GIVEN INSTRUCTION: All entries are to be given again verbatim.

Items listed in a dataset
----------

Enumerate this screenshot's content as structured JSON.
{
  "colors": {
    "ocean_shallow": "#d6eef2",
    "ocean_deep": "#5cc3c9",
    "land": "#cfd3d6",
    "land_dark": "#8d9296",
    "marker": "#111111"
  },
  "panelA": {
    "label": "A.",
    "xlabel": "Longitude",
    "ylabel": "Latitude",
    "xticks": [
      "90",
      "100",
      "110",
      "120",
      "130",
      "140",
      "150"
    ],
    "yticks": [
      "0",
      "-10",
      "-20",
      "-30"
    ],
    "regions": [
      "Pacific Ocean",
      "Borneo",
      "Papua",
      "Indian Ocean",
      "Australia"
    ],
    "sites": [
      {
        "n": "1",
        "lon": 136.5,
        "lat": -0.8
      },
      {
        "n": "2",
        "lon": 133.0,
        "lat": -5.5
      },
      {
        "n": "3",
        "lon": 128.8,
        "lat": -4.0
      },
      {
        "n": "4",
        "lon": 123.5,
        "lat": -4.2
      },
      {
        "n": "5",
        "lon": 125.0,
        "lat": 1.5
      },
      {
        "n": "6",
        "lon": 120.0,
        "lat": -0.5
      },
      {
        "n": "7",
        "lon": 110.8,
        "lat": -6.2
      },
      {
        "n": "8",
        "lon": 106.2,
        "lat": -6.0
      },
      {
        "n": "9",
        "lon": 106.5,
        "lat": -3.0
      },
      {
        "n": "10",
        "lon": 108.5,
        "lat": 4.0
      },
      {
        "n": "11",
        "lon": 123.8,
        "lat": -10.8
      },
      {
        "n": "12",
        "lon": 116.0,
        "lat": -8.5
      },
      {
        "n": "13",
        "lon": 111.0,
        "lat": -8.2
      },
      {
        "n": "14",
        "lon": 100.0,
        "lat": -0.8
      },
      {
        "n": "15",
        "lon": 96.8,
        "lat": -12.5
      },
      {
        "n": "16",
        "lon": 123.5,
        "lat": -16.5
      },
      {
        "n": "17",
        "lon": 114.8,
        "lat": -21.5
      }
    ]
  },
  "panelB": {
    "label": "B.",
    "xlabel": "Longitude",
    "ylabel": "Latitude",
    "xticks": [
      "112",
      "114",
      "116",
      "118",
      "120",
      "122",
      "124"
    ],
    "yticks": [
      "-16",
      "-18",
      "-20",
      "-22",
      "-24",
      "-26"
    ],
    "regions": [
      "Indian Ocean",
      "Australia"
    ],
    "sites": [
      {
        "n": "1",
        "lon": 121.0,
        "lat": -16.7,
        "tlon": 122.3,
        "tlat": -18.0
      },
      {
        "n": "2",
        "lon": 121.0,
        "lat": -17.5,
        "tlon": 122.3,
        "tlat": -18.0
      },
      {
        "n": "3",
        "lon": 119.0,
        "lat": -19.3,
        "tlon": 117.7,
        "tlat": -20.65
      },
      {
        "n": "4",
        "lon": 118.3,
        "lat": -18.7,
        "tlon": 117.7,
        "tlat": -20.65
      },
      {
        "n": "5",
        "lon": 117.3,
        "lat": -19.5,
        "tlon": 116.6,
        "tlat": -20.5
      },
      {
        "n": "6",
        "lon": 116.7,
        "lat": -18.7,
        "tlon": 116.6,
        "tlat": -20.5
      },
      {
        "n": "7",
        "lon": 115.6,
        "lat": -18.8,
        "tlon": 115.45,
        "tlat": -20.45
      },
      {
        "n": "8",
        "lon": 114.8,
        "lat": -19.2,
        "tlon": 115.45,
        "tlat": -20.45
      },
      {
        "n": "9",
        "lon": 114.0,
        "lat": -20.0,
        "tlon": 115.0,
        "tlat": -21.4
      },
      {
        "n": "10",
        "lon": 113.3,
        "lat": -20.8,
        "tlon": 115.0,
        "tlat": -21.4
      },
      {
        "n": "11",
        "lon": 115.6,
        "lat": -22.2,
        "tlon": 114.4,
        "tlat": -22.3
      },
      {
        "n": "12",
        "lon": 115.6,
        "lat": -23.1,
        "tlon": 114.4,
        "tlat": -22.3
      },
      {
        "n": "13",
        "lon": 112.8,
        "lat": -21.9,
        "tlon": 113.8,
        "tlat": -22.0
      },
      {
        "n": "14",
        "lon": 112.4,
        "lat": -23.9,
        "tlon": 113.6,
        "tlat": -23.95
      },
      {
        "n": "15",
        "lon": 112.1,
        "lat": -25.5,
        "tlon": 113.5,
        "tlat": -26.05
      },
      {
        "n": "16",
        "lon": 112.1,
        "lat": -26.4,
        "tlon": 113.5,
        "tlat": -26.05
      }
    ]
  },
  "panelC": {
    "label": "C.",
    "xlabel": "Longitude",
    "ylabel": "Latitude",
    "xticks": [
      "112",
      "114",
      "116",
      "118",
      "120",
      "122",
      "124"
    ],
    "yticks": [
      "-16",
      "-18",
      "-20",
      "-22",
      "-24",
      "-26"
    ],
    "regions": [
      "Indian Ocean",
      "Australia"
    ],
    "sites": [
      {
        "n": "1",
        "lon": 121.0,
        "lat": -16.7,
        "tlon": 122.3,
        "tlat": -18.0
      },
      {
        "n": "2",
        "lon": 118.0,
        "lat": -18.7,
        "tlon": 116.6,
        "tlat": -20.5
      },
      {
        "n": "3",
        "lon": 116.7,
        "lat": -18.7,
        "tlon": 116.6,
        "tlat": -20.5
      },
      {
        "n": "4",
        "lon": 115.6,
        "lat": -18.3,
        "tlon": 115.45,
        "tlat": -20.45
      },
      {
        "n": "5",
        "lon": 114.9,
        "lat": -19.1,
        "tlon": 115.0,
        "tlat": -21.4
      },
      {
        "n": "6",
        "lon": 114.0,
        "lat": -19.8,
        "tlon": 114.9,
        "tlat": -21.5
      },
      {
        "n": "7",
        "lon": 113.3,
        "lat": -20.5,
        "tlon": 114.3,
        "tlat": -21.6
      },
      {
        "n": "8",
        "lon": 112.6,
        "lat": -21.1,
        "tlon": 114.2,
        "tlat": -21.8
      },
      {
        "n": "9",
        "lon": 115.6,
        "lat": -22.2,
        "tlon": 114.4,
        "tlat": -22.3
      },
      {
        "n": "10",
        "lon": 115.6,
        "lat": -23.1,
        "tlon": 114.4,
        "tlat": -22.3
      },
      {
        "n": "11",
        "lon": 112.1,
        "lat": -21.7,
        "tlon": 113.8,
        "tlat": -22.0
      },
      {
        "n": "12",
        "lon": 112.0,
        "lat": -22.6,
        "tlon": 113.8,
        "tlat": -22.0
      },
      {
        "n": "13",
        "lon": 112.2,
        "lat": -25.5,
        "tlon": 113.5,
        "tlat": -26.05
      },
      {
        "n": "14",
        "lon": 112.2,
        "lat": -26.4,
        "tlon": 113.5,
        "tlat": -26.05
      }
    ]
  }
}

----------

TASK SOLUTION:
Enumerate this screenshot's content as structured JSON.
{
  "colors": {
    "ocean_shallow": "#d6eef2",
    "ocean_deep": "#5cc3c9",
    "land": "#cfd3d6",
    "land_dark": "#8d9296",
    "marker": "#111111"
  },
  "panelA": {
    "label": "A.",
    "xlabel": "Longitude",
    "ylabel": "Latitude",
    "xticks": [
      "90",
      "100",
      "110",
      "120",
      "130",
      "140",
      "150"
    ],
    "yticks": [
      "0",
      "-10",
      "-20",
      "-30"
    ],
    "regions": [
      "Pacific Ocean",
      "Borneo",
      "Papua",
      "Indian Ocean",
      "Australia"
    ],
    "sites": [
      {
        "n": "1",
        "lon": 136.5,
        "lat": -0.8
      },
      {
        "n": "2",
        "lon": 133.0,
        "lat": -5.5
      },
      {
        "n": "3",
        "lon": 128.8,
        "lat": -4.0
      },
      {
        "n": "4",
        "lon": 123.5,
        "lat": -4.2
      },
      {
        "n": "5",
        "lon": 125.0,
        "lat": 1.5
      },
      {
        "n": "6",
        "lon": 120.0,
        "lat": -0.5
      },
      {
        "n": "7",
        "lon": 110.8,
        "lat": -6.2
      },
      {
        "n": "8",
        "lon": 106.2,
        "lat": -6.0
      },
      {
        "n": "9",
        "lon": 106.5,
        "lat": -3.0
      },
      {
        "n": "10",
        "lon": 108.5,
        "lat": 4.0
      },
      {
        "n": "11",
        "lon": 123.8,
        "lat": -10.8
      },
      {
        "n": "12",
        "lon": 116.0,
        "lat": -8.5
      },
      {
        "n": "13",
        "lon": 111.0,
        "lat": -8.2
      },
      {
        "n": "14",
        "lon": 100.0,
        "lat": -0.8
      },
      {
        "n": "15",
        "lon": 96.8,
        "lat": -12.5
      },
      {
        "n": "16",
        "lon": 123.5,
        "lat": -16.5
      },
      {
        "n": "17",
        "lon": 114.8,
        "lat": -21.5
      }
    ]
  },
  "panelB": {
    "label": "B.",
    "xlabel": "Longitude",
    "ylabel": "Latitude",
    "xticks": [
      "112",
      "114",
      "116",
      "118",
      "120",
      "122",
      "124"
    ],
    "yticks": [
      "-16",
      "-18",
      "-20",
      "-22",
      "-24",
      "-26"
    ],
    "regions": [
      "Indian Ocean",
      "Australia"
    ],
    "sites": [
      {
        "n": "1",
        "lon": 121.0,
        "lat": -16.7,
        "tlon": 122.3,
        "tlat": -18.0
      },
      {
        "n": "2",
        "lon": 121.0,
        "lat": -17.5,
        "tlon": 122.3,
        "tlat": -18.0
      },
      {
        "n": "3",
        "lon": 119.0,
        "lat": -19.3,
        "tlon": 117.7,
        "tlat": -20.65
      },
      {
        "n": "4",
        "lon": 118.3,
        "lat": -18.7,
        "tlon": 117.7,
        "tlat": -20.65
      },
      {
        "n": "5",
        "lon": 117.3,
        "lat": -19.5,
        "tlon": 116.6,
        "tlat": -20.5
      },
      {
        "n": "6",
        "lon": 116.7,
        "lat": -18.7,
        "tlon": 116.6,
        "tlat": -20.5
      },
      {
        "n": "7",
        "lon": 115.6,
        "lat": -18.8,
        "tlon": 115.45,
        "tlat": -20.45
      },
      {
        "n": "8",
        "lon": 114.8,
        "lat": -19.2,
        "tlon": 115.45,
        "tlat": -20.45
      },
      {
        "n": "9",
        "lon": 114.0,
        "lat": -20.0,
        "tlon": 115.0,
        "tlat": -21.4
      },
      {
        "n": "10",
        "lon": 113.3,
        "lat": -20.8,
        "tlon": 115.0,
        "tlat": -21.4
      },
      {
        "n": "11",
        "lon": 115.6,
        "lat": -22.2,
        "tlon": 114.4,
        "tlat": -22.3
      },
      {
        "n": "12",
        "lon": 115.6,
        "lat": -23.1,
        "tlon": 114.4,
        "tlat": -22.3
      },
      {
        "n": "13",
        "lon": 112.8,
        "lat": -21.9,
        "tlon": 113.8,
        "tlat": -22.0
      },
      {
        "n": "14",
        "lon": 112.4,
        "lat": -23.9,
        "tlon": 113.6,
        "tlat": -23.95
      },
      {
        "n": "15",
        "lon": 112.1,
        "lat": -25.5,
        "tlon": 113.5,
        "tlat": -26.05
      },
      {
        "n": "16",
        "lon": 112.1,
        "lat": -26.4,
        "tlon": 113.5,
        "tlat": -26.05
      }
    ]
  },
  "panelC": {
    "label": "C.",
    "xlabel": "Longitude",
    "ylabel": "Latitude",
    "xticks": [
      "112",
      "114",
      "116",
      "118",
      "120",
      "122",
      "124"
    ],
    "yticks": [
      "-16",
      "-18",
      "-20",
      "-22",
      "-24",
      "-26"
    ],
    "regions": [
      "Indian Ocean",
      "Australia"
    ],
    "sites": [
      {
        "n": "1",
        "lon": 121.0,
        "lat": -16.7,
        "tlon": 122.3,
        "tlat": -18.0
      },
      {
        "n": "2",
        "lon": 118.0,
        "lat": -18.7,
        "tlon": 116.6,
        "tlat": -20.5
      },
      {
        "n": "3",
        "lon": 116.7,
        "lat": -18.7,
        "tlon": 116.6,
        "tlat": -20.5
      },
      {
        "n": "4",
        "lon": 115.6,
        "lat": -18.3,
        "tlon": 115.45,
        "tlat": -20.45
      },
      {
        "n": "5",
        "lon": 114.9,
        "lat": -19.1,
        "tlon": 115.0,
        "tlat": -21.4
      },
      {
        "n": "6",
        "lon": 114.0,
        "lat": -19.8,
        "tlon": 114.9,
        "tlat": -21.5
      },
      {
        "n": "7",
        "lon": 113.3,
        "lat": -20.5,
        "tlon": 114.3,
        "tlat": -21.6
      },
      {
        "n": "8",
        "lon": 112.6,
        "lat": -21.1,
        "tlon": 114.2,
        "tlat": -21.8
      },
      {
        "n": "9",
        "lon": 115.6,
        "lat": -22.2,
        "tlon": 114.4,
        "tlat": -22.3
      },
      {
        "n": "10",
        "lon": 115.6,
        "lat": -23.1,
        "tlon": 114.4,
        "tlat": -22.3
      },
      {
        "n": "11",
        "lon": 112.1,
        "lat": -21.7,
        "tlon": 113.8,
        "tlat": -22.0
      },
      {
        "n": "12",
        "lon": 112.0,
        "lat": -22.6,
        "tlon": 113.8,
        "tlat": -22.0
      },
      {
        "n": "13",
        "lon": 112.2,
        "lat": -25.5,
        "tlon": 113.5,
        "tlat": -26.05
      },
      {
        "n": "14",
        "lon": 112.2,
        "lat": -26.4,
        "tlon": 113.5,
        "tlat": -26.05
      }
    ]
  }
}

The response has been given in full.